→ EXERCISE REQUIREMENTS: The data below needs to be returned exactly, line for line.

** BEGIN EXTRACTED ENTRIES **

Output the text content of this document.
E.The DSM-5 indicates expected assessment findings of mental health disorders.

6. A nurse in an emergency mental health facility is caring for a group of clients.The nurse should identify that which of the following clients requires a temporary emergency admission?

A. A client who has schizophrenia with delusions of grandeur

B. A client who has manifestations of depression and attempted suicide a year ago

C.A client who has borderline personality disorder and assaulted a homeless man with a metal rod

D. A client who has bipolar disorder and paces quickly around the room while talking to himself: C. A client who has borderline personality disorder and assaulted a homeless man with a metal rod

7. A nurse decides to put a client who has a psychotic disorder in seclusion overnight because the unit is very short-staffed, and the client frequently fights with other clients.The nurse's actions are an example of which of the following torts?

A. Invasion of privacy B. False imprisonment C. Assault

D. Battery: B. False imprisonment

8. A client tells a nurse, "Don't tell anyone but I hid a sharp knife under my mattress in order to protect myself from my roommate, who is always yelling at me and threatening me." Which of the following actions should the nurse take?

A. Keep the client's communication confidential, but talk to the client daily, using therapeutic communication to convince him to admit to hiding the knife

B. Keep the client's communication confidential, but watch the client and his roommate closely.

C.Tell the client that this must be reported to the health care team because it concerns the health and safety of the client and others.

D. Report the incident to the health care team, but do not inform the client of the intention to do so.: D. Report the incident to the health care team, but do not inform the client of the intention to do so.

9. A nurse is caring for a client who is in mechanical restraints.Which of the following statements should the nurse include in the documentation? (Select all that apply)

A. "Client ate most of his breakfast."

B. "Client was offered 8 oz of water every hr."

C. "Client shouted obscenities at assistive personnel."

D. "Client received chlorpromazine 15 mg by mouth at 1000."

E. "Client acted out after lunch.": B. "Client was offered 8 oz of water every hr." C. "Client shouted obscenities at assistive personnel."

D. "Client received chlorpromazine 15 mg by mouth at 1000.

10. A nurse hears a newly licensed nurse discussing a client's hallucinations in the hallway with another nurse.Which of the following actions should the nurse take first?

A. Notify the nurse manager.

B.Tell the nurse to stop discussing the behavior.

** END EXTRACTED ENTRIES **

→ SOLVED EXERCISE:
Output the text content of this document.
E.The DSM-5 indicates expected assessment findings of mental health disorders.

6. A nurse in an emergency mental health facility is caring for a group of clients.The nurse should identify that which of the following clients requires a temporary emergency admission?

A. A client who has schizophrenia with delusions of grandeur

B. A client who has manifestations of depression and attempted suicide a year ago

C.A client who has borderline personality disorder and assaulted a homeless man with a metal rod

D. A client who has bipolar disorder and paces quickly around the room while talking to himself: C. A client who has borderline personality disorder and assaulted a homeless man with a metal rod

7. A nurse decides to put a client who has a psychotic disorder in seclusion overnight because the unit is very short-staffed, and the client frequently fights with other clients.The nurse's actions are an example of which of the following torts?

A. Invasion of privacy B. False imprisonment C. Assault

D. Battery: B. False imprisonment

8. A client tells a nurse, "Don't tell anyone but I hid a sharp knife under my mattress in order to protect myself from my roommate, who is always yelling at me and threatening me." Which of the following actions should the nurse take?

A. Keep the client's communication confidential, but talk to the client daily, using therapeutic communication to convince him to admit to hiding the knife

B. Keep the client's communication confidential, but watch the client and his roommate closely.

C.Tell the client that this must be reported to the health care team because it concerns the health and safety of the client and others.

D. Report the incident to the health care team, but do not inform the client of the intention to do so.: D. Report the incident to the health care team, but do not inform the client of the intention to do so.

9. A nurse is caring for a client who is in mechanical restraints.Which of the following statements should the nurse include in the documentation? (Select all that apply)

A. "Client ate most of his breakfast."

B. "Client was offered 8 oz of water every hr."

C. "Client shouted obscenities at assistive personnel."

D. "Client received chlorpromazine 15 mg by mouth at 1000."

E. "Client acted out after lunch.": B. "Client was offered 8 oz of water every hr." C. "Client shouted obscenities at assistive personnel."

D. "Client received chlorpromazine 15 mg by mouth at 1000.

10. A nurse hears a newly licensed nurse discussing a client's hallucinations in the hallway with another nurse.Which of the following actions should the nurse take first?

A. Notify the nurse manager.

B.Tell the nurse to stop discussing the behavior.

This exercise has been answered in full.